Spatial layout data:
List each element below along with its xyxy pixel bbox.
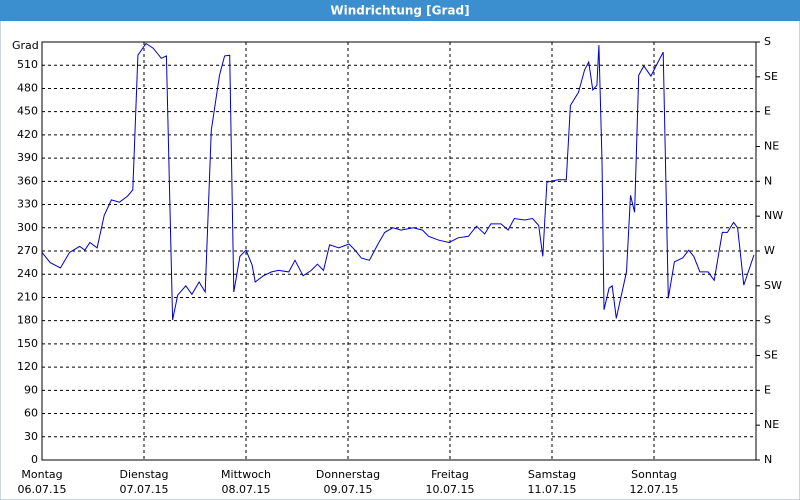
y-tick-label: 480 xyxy=(17,81,38,94)
y-tick-label: 390 xyxy=(17,151,38,164)
y2-tick-label: NE xyxy=(764,140,779,153)
x-tick-date: 08.07.15 xyxy=(222,483,271,496)
chart-title: Windrichtung [Grad] xyxy=(330,4,469,18)
x-tick-label: Montag xyxy=(21,468,62,481)
y2-tick-label: S xyxy=(764,35,771,48)
y2-tick-label: E xyxy=(764,105,771,118)
y-tick-label: 210 xyxy=(17,290,38,303)
y2-tick-label: N xyxy=(764,174,772,187)
y2-tick-label: NW xyxy=(764,209,783,222)
y2-tick-label: SE xyxy=(764,349,778,362)
y-tick-label: 330 xyxy=(17,198,38,211)
y-tick-label: 180 xyxy=(17,314,38,327)
x-tick-label: Dienstag xyxy=(119,468,168,481)
x-tick-date: 07.07.15 xyxy=(120,483,169,496)
x-tick-date: 11.07.15 xyxy=(528,483,577,496)
y-tick-label: 0 xyxy=(31,453,38,466)
x-tick-label: Samstag xyxy=(528,468,576,481)
x-tick-date: 12.07.15 xyxy=(630,483,679,496)
x-tick-date: 09.07.15 xyxy=(324,483,373,496)
y-tick-label: 150 xyxy=(17,337,38,350)
x-tick-label: Donnerstag xyxy=(316,468,380,481)
y-tick-label: 60 xyxy=(24,407,38,420)
y-tick-label: 450 xyxy=(17,105,38,118)
y-tick-label: 270 xyxy=(17,244,38,257)
title-bar xyxy=(0,0,800,21)
y-axis-label: Grad xyxy=(12,39,39,52)
y-tick-label: 300 xyxy=(17,221,38,234)
y-tick-label: 240 xyxy=(17,267,38,280)
y2-tick-label: E xyxy=(764,383,771,396)
data-line xyxy=(41,42,755,321)
x-tick-label: Sonntag xyxy=(631,468,677,481)
x-tick-date: 10.07.15 xyxy=(426,483,475,496)
x-tick-date: 06.07.15 xyxy=(18,483,67,496)
y-tick-label: 360 xyxy=(17,174,38,187)
y-tick-label: 90 xyxy=(24,383,38,396)
y2-tick-label: S xyxy=(764,314,771,327)
y-tick-label: 510 xyxy=(17,58,38,71)
y2-tick-label: W xyxy=(764,244,775,257)
y2-tick-label: SE xyxy=(764,70,778,83)
x-tick-label: Freitag xyxy=(431,468,469,481)
y2-tick-label: N xyxy=(764,453,772,466)
x-tick-label: Mittwoch xyxy=(221,468,271,481)
y-tick-label: 420 xyxy=(17,128,38,141)
y-tick-label: 30 xyxy=(24,430,38,443)
y2-tick-label: SW xyxy=(764,279,782,292)
y2-tick-label: NE xyxy=(764,418,779,431)
y-tick-label: 120 xyxy=(17,360,38,373)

» DIRECTIVE:
Convert every line of the records into a Markdown table with the columns "Row" and "Line," skipping blank lines and omitting the pictures.

» EXERCISE SOLUTION:
| Row | Line |
|---|---|
| 1 | List each element below along with its xyxy pixel bbox. |
| 2 | y-tick-label: 480 xyxy=(17,81,38,94) |
| 3 | y-tick-label: 390 xyxy=(17,151,38,164) |
| 4 | y2-tick-label: NE xyxy=(764,140,779,153) |
| 5 | x-tick-date: 08.07.15 xyxy=(222,483,271,496) |
| 6 | chart-title: Windrichtung [Grad] xyxy=(330,4,469,18) |
| 7 | x-tick-label: Montag xyxy=(21,468,62,481) |
| 8 | y2-tick-label: S xyxy=(764,35,771,48) |
| 9 | y2-tick-label: E xyxy=(764,105,771,118) |
| 10 | y-tick-label: 210 xyxy=(17,290,38,303) |
| 11 | y2-tick-label: N xyxy=(764,174,772,187) |
| 12 | y2-tick-label: NW xyxy=(764,209,783,222) |
| 13 | y2-tick-label: SE xyxy=(764,349,778,362) |
| 14 | y-tick-label: 330 xyxy=(17,198,38,211) |
| 15 | y-tick-label: 180 xyxy=(17,314,38,327) |
| 16 | x-tick-label: Dienstag xyxy=(119,468,168,481) |
| 17 | x-tick-date: 07.07.15 xyxy=(120,483,169,496) |
| 18 | x-tick-date: 11.07.15 xyxy=(528,483,577,496) |
| 19 | y-tick-label: 0 xyxy=(31,453,38,466) |
| 20 | x-tick-label: Samstag xyxy=(528,468,576,481) |
| 21 | x-tick-date: 12.07.15 xyxy=(630,483,679,496) |
| 22 | x-tick-date: 09.07.15 xyxy=(324,483,373,496) |
| 23 | y-tick-label: 150 xyxy=(17,337,38,350) |
| 24 | x-tick-label: Donnerstag xyxy=(316,468,380,481) |
| 25 | y-tick-label: 60 xyxy=(24,407,38,420) |
| 26 | y-tick-label: 450 xyxy=(17,105,38,118) |
| 27 | y-tick-label: 270 xyxy=(17,244,38,257) |
| 28 | title-bar xyxy=(0,0,800,21) |
| 29 | y-axis-label: Grad xyxy=(12,39,39,52) |
| 30 | y-tick-label: 300 xyxy=(17,221,38,234) |
| 31 | y-tick-label: 240 xyxy=(17,267,38,280) |
| 32 | y2-tick-label: E xyxy=(764,383,771,396) |
| 33 | data-line xyxy=(41,42,755,321) |
| 34 | x-tick-label: Sonntag xyxy=(631,468,677,481) |
| 35 | x-tick-date: 10.07.15 xyxy=(426,483,475,496) |
| 36 | x-tick-date: 06.07.15 xyxy=(18,483,67,496) |
| 37 | y-tick-label: 360 xyxy=(17,174,38,187) |
| 38 | y-tick-label: 90 xyxy=(24,383,38,396) |
| 39 | y2-tick-label: S xyxy=(764,314,771,327) |
| 40 | y-tick-label: 510 xyxy=(17,58,38,71) |
| 41 | y2-tick-label: W xyxy=(764,244,775,257) |
| 42 | y2-tick-label: SE xyxy=(764,70,778,83) |
| 43 | x-tick-label: Freitag xyxy=(431,468,469,481) |
| 44 | y2-tick-label: N xyxy=(764,453,772,466) |
| 45 | x-tick-label: Mittwoch xyxy=(221,468,271,481) |
| 46 | y-tick-label: 420 xyxy=(17,128,38,141) |
| 47 | y-tick-label: 30 xyxy=(24,430,38,443) |
| 48 | y2-tick-label: SW xyxy=(764,279,782,292) |
| 49 | y2-tick-label: NE xyxy=(764,418,779,431) |
| 50 | y-tick-label: 120 xyxy=(17,360,38,373) |